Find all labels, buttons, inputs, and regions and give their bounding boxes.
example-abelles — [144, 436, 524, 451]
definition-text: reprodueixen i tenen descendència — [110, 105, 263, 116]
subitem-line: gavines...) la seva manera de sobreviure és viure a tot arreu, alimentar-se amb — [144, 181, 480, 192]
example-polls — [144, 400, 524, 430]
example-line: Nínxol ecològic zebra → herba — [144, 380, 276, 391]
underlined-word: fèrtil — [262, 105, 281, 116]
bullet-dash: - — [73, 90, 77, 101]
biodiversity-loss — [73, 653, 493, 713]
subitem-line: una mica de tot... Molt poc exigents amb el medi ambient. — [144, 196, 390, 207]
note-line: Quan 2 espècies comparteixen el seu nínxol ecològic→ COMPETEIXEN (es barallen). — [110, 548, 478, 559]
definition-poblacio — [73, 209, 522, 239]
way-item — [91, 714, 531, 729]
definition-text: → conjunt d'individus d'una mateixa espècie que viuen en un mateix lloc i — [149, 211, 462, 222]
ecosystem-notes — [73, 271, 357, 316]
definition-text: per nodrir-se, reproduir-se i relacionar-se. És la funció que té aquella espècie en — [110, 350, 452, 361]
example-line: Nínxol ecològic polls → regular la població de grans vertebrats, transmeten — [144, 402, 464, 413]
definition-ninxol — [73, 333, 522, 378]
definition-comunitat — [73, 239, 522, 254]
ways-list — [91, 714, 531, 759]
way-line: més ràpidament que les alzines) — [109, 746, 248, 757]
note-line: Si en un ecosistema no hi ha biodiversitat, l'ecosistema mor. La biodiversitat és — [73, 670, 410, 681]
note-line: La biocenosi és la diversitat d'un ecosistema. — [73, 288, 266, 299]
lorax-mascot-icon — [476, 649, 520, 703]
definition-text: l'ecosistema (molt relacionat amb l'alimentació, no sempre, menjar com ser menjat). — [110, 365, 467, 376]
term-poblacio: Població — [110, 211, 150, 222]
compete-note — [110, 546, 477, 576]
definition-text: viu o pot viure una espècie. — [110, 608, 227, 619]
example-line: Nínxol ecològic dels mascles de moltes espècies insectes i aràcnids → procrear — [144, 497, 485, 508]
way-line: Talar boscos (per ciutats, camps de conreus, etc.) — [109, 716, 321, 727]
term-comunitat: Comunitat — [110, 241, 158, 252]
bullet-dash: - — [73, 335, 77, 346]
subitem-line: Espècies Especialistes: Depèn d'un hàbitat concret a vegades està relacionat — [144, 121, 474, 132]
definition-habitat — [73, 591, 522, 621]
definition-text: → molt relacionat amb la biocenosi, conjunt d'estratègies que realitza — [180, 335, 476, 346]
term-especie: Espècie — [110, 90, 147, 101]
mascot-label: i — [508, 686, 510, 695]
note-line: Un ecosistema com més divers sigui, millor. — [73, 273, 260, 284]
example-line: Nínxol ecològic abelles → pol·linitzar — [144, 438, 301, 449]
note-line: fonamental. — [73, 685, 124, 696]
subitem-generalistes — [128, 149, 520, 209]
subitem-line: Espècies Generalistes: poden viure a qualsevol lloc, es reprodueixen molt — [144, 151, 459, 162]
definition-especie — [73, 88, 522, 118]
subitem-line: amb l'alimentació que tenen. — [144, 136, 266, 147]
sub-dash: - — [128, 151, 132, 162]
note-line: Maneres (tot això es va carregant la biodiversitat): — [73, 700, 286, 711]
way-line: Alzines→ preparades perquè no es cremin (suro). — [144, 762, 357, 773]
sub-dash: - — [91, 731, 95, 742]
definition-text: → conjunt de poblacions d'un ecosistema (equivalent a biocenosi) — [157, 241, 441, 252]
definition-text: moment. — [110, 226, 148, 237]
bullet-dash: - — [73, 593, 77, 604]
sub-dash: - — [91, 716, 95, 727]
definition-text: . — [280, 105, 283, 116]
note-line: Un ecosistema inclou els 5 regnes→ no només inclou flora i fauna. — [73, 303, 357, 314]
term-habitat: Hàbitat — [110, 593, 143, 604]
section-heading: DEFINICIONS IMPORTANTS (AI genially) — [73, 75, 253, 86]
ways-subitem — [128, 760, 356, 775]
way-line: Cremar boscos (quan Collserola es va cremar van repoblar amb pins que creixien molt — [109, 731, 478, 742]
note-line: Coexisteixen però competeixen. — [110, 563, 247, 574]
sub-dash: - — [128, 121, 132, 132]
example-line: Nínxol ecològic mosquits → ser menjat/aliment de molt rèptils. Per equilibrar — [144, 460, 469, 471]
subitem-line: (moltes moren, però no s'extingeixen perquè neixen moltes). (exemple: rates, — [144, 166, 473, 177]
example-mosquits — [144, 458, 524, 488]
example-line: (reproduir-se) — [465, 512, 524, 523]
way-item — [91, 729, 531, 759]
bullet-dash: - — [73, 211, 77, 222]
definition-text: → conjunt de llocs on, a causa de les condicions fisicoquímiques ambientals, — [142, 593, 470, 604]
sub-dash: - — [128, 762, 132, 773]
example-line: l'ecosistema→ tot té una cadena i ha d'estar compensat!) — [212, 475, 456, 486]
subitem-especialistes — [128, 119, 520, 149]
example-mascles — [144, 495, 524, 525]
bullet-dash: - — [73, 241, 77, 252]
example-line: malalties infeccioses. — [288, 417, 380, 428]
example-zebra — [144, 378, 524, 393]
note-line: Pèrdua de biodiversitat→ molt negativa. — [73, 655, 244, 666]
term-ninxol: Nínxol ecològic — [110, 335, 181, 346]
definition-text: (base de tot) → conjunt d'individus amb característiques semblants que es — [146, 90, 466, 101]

__What the task requires__: Print every entry above again, unchanged.

__The result__:
Find all labels, buttons, inputs, and regions and give their bounding boxes.
example-abelles — [144, 436, 524, 451]
definition-text: reprodueixen i tenen descendència — [110, 105, 263, 116]
subitem-line: gavines...) la seva manera de sobreviure és viure a tot arreu, alimentar-se amb — [144, 181, 480, 192]
example-polls — [144, 400, 524, 430]
example-line: Nínxol ecològic zebra → herba — [144, 380, 276, 391]
underlined-word: fèrtil — [262, 105, 281, 116]
bullet-dash: - — [73, 90, 77, 101]
biodiversity-loss — [73, 653, 493, 713]
subitem-line: una mica de tot... Molt poc exigents amb el medi ambient. — [144, 196, 390, 207]
note-line: Quan 2 espècies comparteixen el seu nínxol ecològic→ COMPETEIXEN (es barallen). — [110, 548, 478, 559]
definition-poblacio — [73, 209, 522, 239]
way-item — [91, 714, 531, 729]
definition-text: → conjunt d'individus d'una mateixa espècie que viuen en un mateix lloc i — [149, 211, 462, 222]
ecosystem-notes — [73, 271, 357, 316]
definition-text: per nodrir-se, reproduir-se i relacionar-se. És la funció que té aquella espècie en — [110, 350, 452, 361]
example-line: Nínxol ecològic polls → regular la població de grans vertebrats, transmeten — [144, 402, 464, 413]
definition-ninxol — [73, 333, 522, 378]
definition-comunitat — [73, 239, 522, 254]
ways-list — [91, 714, 531, 759]
way-line: més ràpidament que les alzines) — [109, 746, 248, 757]
note-line: Si en un ecosistema no hi ha biodiversitat, l'ecosistema mor. La biodiversitat és — [73, 670, 410, 681]
note-line: La biocenosi és la diversitat d'un ecosistema. — [73, 288, 266, 299]
lorax-mascot-icon — [476, 649, 520, 703]
definition-text: l'ecosistema (molt relacionat amb l'alimentació, no sempre, menjar com ser menjat). — [110, 365, 467, 376]
term-poblacio: Població — [110, 211, 150, 222]
compete-note — [110, 546, 477, 576]
definition-text: viu o pot viure una espècie. — [110, 608, 227, 619]
example-line: Nínxol ecològic dels mascles de moltes espècies insectes i aràcnids → procrear — [144, 497, 485, 508]
way-line: Talar boscos (per ciutats, camps de conreus, etc.) — [109, 716, 321, 727]
term-comunitat: Comunitat — [110, 241, 158, 252]
bullet-dash: - — [73, 335, 77, 346]
subitem-line: Espècies Especialistes: Depèn d'un hàbitat concret a vegades està relacionat — [144, 121, 474, 132]
definition-habitat — [73, 591, 522, 621]
definition-text: → molt relacionat amb la biocenosi, conjunt d'estratègies que realitza — [180, 335, 476, 346]
term-especie: Espècie — [110, 90, 147, 101]
mascot-label: i — [508, 686, 510, 695]
note-line: Un ecosistema com més divers sigui, millor. — [73, 273, 260, 284]
example-line: Nínxol ecològic abelles → pol·linitzar — [144, 438, 301, 449]
note-line: fonamental. — [73, 685, 124, 696]
subitem-generalistes — [128, 149, 520, 209]
subitem-line: Espècies Generalistes: poden viure a qualsevol lloc, es reprodueixen molt — [144, 151, 459, 162]
definition-especie — [73, 88, 522, 118]
subitem-line: amb l'alimentació que tenen. — [144, 136, 266, 147]
sub-dash: - — [128, 151, 132, 162]
note-line: Maneres (tot això es va carregant la biodiversitat): — [73, 700, 286, 711]
way-line: Alzines→ preparades perquè no es cremin (suro). — [144, 762, 357, 773]
sub-dash: - — [91, 731, 95, 742]
definition-text: → conjunt de poblacions d'un ecosistema (equivalent a biocenosi) — [157, 241, 441, 252]
definition-text: moment. — [110, 226, 148, 237]
bullet-dash: - — [73, 593, 77, 604]
sub-dash: - — [91, 716, 95, 727]
definition-text: . — [280, 105, 283, 116]
note-line: Un ecosistema inclou els 5 regnes→ no només inclou flora i fauna. — [73, 303, 357, 314]
term-habitat: Hàbitat — [110, 593, 143, 604]
section-heading: DEFINICIONS IMPORTANTS (AI genially) — [73, 75, 253, 86]
ways-subitem — [128, 760, 356, 775]
way-line: Cremar boscos (quan Collserola es va cremar van repoblar amb pins que creixien molt — [109, 731, 478, 742]
note-line: Coexisteixen però competeixen. — [110, 563, 247, 574]
sub-dash: - — [128, 121, 132, 132]
example-line: Nínxol ecològic mosquits → ser menjat/aliment de molt rèptils. Per equilibrar — [144, 460, 469, 471]
subitem-line: (moltes moren, però no s'extingeixen perquè neixen moltes). (exemple: rates, — [144, 166, 473, 177]
example-mosquits — [144, 458, 524, 488]
example-line: (reproduir-se) — [465, 512, 524, 523]
way-item — [91, 729, 531, 759]
bullet-dash: - — [73, 211, 77, 222]
definition-text: → conjunt de llocs on, a causa de les condicions fisicoquímiques ambientals, — [142, 593, 470, 604]
sub-dash: - — [128, 762, 132, 773]
example-line: l'ecosistema→ tot té una cadena i ha d'estar compensat!) — [212, 475, 456, 486]
subitem-especialistes — [128, 119, 520, 149]
example-mascles — [144, 495, 524, 525]
bullet-dash: - — [73, 241, 77, 252]
example-line: malalties infeccioses. — [288, 417, 380, 428]
example-zebra — [144, 378, 524, 393]
note-line: Pèrdua de biodiversitat→ molt negativa. — [73, 655, 244, 666]
term-ninxol: Nínxol ecològic — [110, 335, 181, 346]
definition-text: (base de tot) → conjunt d'individus amb característiques semblants que es — [146, 90, 466, 101]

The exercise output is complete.